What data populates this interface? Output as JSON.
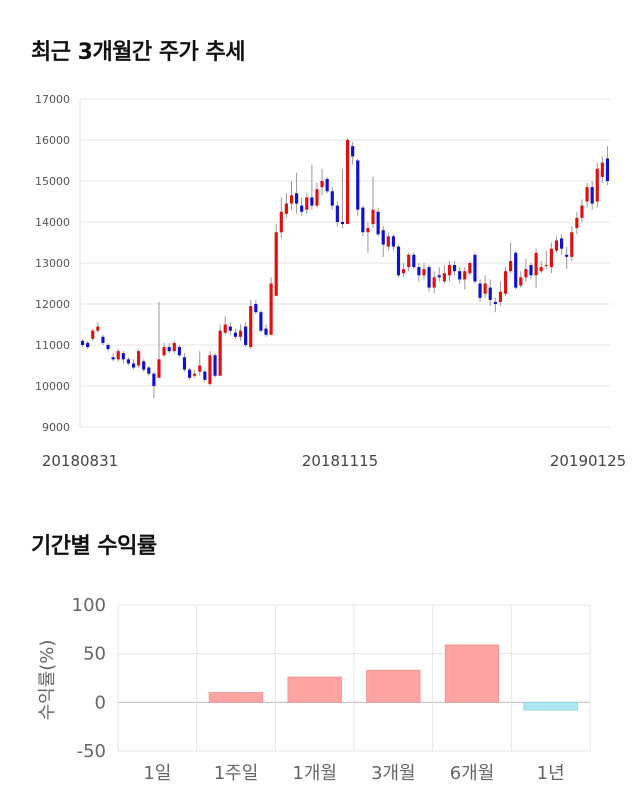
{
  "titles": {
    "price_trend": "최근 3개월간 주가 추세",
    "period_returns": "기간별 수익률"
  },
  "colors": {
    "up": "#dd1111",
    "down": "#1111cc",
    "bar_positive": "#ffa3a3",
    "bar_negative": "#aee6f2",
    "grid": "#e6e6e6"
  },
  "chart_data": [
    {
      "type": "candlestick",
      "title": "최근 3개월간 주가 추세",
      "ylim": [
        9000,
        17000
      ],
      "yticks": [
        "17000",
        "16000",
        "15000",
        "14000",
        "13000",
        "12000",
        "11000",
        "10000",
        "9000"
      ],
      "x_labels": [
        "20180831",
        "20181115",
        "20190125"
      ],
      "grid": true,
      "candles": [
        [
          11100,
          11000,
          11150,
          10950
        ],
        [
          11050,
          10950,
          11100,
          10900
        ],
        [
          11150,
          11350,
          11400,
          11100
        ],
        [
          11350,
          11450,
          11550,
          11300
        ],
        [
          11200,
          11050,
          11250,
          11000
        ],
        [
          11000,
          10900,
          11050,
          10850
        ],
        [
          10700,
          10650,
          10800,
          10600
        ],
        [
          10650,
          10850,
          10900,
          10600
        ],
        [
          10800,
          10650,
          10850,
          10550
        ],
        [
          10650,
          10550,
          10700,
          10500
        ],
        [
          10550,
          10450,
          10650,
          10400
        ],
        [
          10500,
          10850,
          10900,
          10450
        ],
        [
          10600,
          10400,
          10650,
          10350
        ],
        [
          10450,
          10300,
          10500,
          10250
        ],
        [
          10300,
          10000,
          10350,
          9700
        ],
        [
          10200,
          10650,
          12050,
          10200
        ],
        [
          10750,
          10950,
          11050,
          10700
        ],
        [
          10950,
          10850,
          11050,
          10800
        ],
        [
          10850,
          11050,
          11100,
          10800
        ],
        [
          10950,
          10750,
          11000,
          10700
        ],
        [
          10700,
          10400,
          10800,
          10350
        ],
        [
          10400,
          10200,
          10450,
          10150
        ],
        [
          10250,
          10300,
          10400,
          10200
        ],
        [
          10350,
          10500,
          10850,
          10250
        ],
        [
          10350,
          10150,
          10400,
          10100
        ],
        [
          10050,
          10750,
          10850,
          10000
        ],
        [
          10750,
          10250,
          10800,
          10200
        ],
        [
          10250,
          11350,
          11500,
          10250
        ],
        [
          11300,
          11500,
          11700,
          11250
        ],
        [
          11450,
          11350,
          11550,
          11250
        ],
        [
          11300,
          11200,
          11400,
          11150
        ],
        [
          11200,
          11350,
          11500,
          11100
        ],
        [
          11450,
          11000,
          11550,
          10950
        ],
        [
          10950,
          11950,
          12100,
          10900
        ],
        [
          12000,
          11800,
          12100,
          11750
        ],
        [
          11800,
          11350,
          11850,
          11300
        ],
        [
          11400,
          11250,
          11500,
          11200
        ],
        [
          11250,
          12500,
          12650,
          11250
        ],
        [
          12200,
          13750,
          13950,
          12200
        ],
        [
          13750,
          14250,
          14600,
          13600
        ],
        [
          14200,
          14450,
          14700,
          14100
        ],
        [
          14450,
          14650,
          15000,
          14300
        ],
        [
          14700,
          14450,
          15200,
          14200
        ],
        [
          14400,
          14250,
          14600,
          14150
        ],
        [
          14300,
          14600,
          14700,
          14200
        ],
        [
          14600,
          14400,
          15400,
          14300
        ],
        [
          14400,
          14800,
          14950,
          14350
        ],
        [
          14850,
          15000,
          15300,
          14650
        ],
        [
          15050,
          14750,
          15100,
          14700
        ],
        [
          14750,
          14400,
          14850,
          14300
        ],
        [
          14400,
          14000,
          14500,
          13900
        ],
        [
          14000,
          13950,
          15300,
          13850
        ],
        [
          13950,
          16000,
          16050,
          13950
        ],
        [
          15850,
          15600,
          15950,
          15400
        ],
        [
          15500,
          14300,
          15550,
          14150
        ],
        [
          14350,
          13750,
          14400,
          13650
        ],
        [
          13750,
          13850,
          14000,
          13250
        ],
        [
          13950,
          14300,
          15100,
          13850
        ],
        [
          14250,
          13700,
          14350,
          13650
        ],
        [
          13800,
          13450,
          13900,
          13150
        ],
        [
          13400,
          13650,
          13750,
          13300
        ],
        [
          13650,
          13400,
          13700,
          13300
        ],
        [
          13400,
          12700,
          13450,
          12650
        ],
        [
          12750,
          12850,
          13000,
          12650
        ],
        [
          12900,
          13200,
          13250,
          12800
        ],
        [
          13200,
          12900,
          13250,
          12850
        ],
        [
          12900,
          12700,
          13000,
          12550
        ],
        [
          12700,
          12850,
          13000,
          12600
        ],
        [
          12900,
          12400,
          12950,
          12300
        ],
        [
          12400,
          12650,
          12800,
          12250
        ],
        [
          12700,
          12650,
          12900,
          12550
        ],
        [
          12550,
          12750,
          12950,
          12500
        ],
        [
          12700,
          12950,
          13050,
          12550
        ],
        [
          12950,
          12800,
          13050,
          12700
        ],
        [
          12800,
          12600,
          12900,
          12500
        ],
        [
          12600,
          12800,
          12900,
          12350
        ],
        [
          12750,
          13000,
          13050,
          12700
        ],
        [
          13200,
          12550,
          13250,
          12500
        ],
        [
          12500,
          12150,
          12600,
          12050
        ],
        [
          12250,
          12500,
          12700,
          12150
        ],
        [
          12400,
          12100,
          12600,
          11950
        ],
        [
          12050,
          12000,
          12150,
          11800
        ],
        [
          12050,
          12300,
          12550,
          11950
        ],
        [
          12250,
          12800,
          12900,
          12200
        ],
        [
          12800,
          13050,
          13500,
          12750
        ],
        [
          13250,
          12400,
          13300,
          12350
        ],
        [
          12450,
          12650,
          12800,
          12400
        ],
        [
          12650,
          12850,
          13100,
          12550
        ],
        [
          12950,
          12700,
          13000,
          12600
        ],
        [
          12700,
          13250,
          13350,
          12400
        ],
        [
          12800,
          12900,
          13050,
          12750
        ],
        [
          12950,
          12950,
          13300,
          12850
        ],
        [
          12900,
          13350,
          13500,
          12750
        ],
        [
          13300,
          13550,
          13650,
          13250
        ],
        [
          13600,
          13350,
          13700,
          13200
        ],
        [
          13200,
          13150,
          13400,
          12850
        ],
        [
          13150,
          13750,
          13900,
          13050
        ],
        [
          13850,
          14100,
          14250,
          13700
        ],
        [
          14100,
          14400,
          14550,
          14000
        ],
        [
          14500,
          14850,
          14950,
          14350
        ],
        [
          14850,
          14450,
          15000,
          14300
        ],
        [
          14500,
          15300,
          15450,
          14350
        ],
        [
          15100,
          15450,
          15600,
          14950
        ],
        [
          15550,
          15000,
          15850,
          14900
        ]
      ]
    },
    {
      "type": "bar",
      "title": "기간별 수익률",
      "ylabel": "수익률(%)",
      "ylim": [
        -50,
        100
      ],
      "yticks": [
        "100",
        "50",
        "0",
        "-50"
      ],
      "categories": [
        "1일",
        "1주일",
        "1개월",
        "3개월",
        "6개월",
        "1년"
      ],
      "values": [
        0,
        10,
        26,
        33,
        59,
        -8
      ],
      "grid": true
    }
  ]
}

→ **WHAT IS ASKED**
Each line in the records above should be reproduced exactly; images are not copied.

→ **EXERCISE ANSWER**
What data populates this interface? Output as JSON.
{
  "titles": {
    "price_trend": "최근 3개월간 주가 추세",
    "period_returns": "기간별 수익률"
  },
  "colors": {
    "up": "#dd1111",
    "down": "#1111cc",
    "bar_positive": "#ffa3a3",
    "bar_negative": "#aee6f2",
    "grid": "#e6e6e6"
  },
  "chart_data": [
    {
      "type": "candlestick",
      "title": "최근 3개월간 주가 추세",
      "ylim": [
        9000,
        17000
      ],
      "yticks": [
        "17000",
        "16000",
        "15000",
        "14000",
        "13000",
        "12000",
        "11000",
        "10000",
        "9000"
      ],
      "x_labels": [
        "20180831",
        "20181115",
        "20190125"
      ],
      "grid": true,
      "candles": [
        [
          11100,
          11000,
          11150,
          10950
        ],
        [
          11050,
          10950,
          11100,
          10900
        ],
        [
          11150,
          11350,
          11400,
          11100
        ],
        [
          11350,
          11450,
          11550,
          11300
        ],
        [
          11200,
          11050,
          11250,
          11000
        ],
        [
          11000,
          10900,
          11050,
          10850
        ],
        [
          10700,
          10650,
          10800,
          10600
        ],
        [
          10650,
          10850,
          10900,
          10600
        ],
        [
          10800,
          10650,
          10850,
          10550
        ],
        [
          10650,
          10550,
          10700,
          10500
        ],
        [
          10550,
          10450,
          10650,
          10400
        ],
        [
          10500,
          10850,
          10900,
          10450
        ],
        [
          10600,
          10400,
          10650,
          10350
        ],
        [
          10450,
          10300,
          10500,
          10250
        ],
        [
          10300,
          10000,
          10350,
          9700
        ],
        [
          10200,
          10650,
          12050,
          10200
        ],
        [
          10750,
          10950,
          11050,
          10700
        ],
        [
          10950,
          10850,
          11050,
          10800
        ],
        [
          10850,
          11050,
          11100,
          10800
        ],
        [
          10950,
          10750,
          11000,
          10700
        ],
        [
          10700,
          10400,
          10800,
          10350
        ],
        [
          10400,
          10200,
          10450,
          10150
        ],
        [
          10250,
          10300,
          10400,
          10200
        ],
        [
          10350,
          10500,
          10850,
          10250
        ],
        [
          10350,
          10150,
          10400,
          10100
        ],
        [
          10050,
          10750,
          10850,
          10000
        ],
        [
          10750,
          10250,
          10800,
          10200
        ],
        [
          10250,
          11350,
          11500,
          10250
        ],
        [
          11300,
          11500,
          11700,
          11250
        ],
        [
          11450,
          11350,
          11550,
          11250
        ],
        [
          11300,
          11200,
          11400,
          11150
        ],
        [
          11200,
          11350,
          11500,
          11100
        ],
        [
          11450,
          11000,
          11550,
          10950
        ],
        [
          10950,
          11950,
          12100,
          10900
        ],
        [
          12000,
          11800,
          12100,
          11750
        ],
        [
          11800,
          11350,
          11850,
          11300
        ],
        [
          11400,
          11250,
          11500,
          11200
        ],
        [
          11250,
          12500,
          12650,
          11250
        ],
        [
          12200,
          13750,
          13950,
          12200
        ],
        [
          13750,
          14250,
          14600,
          13600
        ],
        [
          14200,
          14450,
          14700,
          14100
        ],
        [
          14450,
          14650,
          15000,
          14300
        ],
        [
          14700,
          14450,
          15200,
          14200
        ],
        [
          14400,
          14250,
          14600,
          14150
        ],
        [
          14300,
          14600,
          14700,
          14200
        ],
        [
          14600,
          14400,
          15400,
          14300
        ],
        [
          14400,
          14800,
          14950,
          14350
        ],
        [
          14850,
          15000,
          15300,
          14650
        ],
        [
          15050,
          14750,
          15100,
          14700
        ],
        [
          14750,
          14400,
          14850,
          14300
        ],
        [
          14400,
          14000,
          14500,
          13900
        ],
        [
          14000,
          13950,
          15300,
          13850
        ],
        [
          13950,
          16000,
          16050,
          13950
        ],
        [
          15850,
          15600,
          15950,
          15400
        ],
        [
          15500,
          14300,
          15550,
          14150
        ],
        [
          14350,
          13750,
          14400,
          13650
        ],
        [
          13750,
          13850,
          14000,
          13250
        ],
        [
          13950,
          14300,
          15100,
          13850
        ],
        [
          14250,
          13700,
          14350,
          13650
        ],
        [
          13800,
          13450,
          13900,
          13150
        ],
        [
          13400,
          13650,
          13750,
          13300
        ],
        [
          13650,
          13400,
          13700,
          13300
        ],
        [
          13400,
          12700,
          13450,
          12650
        ],
        [
          12750,
          12850,
          13000,
          12650
        ],
        [
          12900,
          13200,
          13250,
          12800
        ],
        [
          13200,
          12900,
          13250,
          12850
        ],
        [
          12900,
          12700,
          13000,
          12550
        ],
        [
          12700,
          12850,
          13000,
          12600
        ],
        [
          12900,
          12400,
          12950,
          12300
        ],
        [
          12400,
          12650,
          12800,
          12250
        ],
        [
          12700,
          12650,
          12900,
          12550
        ],
        [
          12550,
          12750,
          12950,
          12500
        ],
        [
          12700,
          12950,
          13050,
          12550
        ],
        [
          12950,
          12800,
          13050,
          12700
        ],
        [
          12800,
          12600,
          12900,
          12500
        ],
        [
          12600,
          12800,
          12900,
          12350
        ],
        [
          12750,
          13000,
          13050,
          12700
        ],
        [
          13200,
          12550,
          13250,
          12500
        ],
        [
          12500,
          12150,
          12600,
          12050
        ],
        [
          12250,
          12500,
          12700,
          12150
        ],
        [
          12400,
          12100,
          12600,
          11950
        ],
        [
          12050,
          12000,
          12150,
          11800
        ],
        [
          12050,
          12300,
          12550,
          11950
        ],
        [
          12250,
          12800,
          12900,
          12200
        ],
        [
          12800,
          13050,
          13500,
          12750
        ],
        [
          13250,
          12400,
          13300,
          12350
        ],
        [
          12450,
          12650,
          12800,
          12400
        ],
        [
          12650,
          12850,
          13100,
          12550
        ],
        [
          12950,
          12700,
          13000,
          12600
        ],
        [
          12700,
          13250,
          13350,
          12400
        ],
        [
          12800,
          12900,
          13050,
          12750
        ],
        [
          12950,
          12950,
          13300,
          12850
        ],
        [
          12900,
          13350,
          13500,
          12750
        ],
        [
          13300,
          13550,
          13650,
          13250
        ],
        [
          13600,
          13350,
          13700,
          13200
        ],
        [
          13200,
          13150,
          13400,
          12850
        ],
        [
          13150,
          13750,
          13900,
          13050
        ],
        [
          13850,
          14100,
          14250,
          13700
        ],
        [
          14100,
          14400,
          14550,
          14000
        ],
        [
          14500,
          14850,
          14950,
          14350
        ],
        [
          14850,
          14450,
          15000,
          14300
        ],
        [
          14500,
          15300,
          15450,
          14350
        ],
        [
          15100,
          15450,
          15600,
          14950
        ],
        [
          15550,
          15000,
          15850,
          14900
        ]
      ]
    },
    {
      "type": "bar",
      "title": "기간별 수익률",
      "ylabel": "수익률(%)",
      "ylim": [
        -50,
        100
      ],
      "yticks": [
        "100",
        "50",
        "0",
        "-50"
      ],
      "categories": [
        "1일",
        "1주일",
        "1개월",
        "3개월",
        "6개월",
        "1년"
      ],
      "values": [
        0,
        10,
        26,
        33,
        59,
        -8
      ],
      "grid": true
    }
  ]
}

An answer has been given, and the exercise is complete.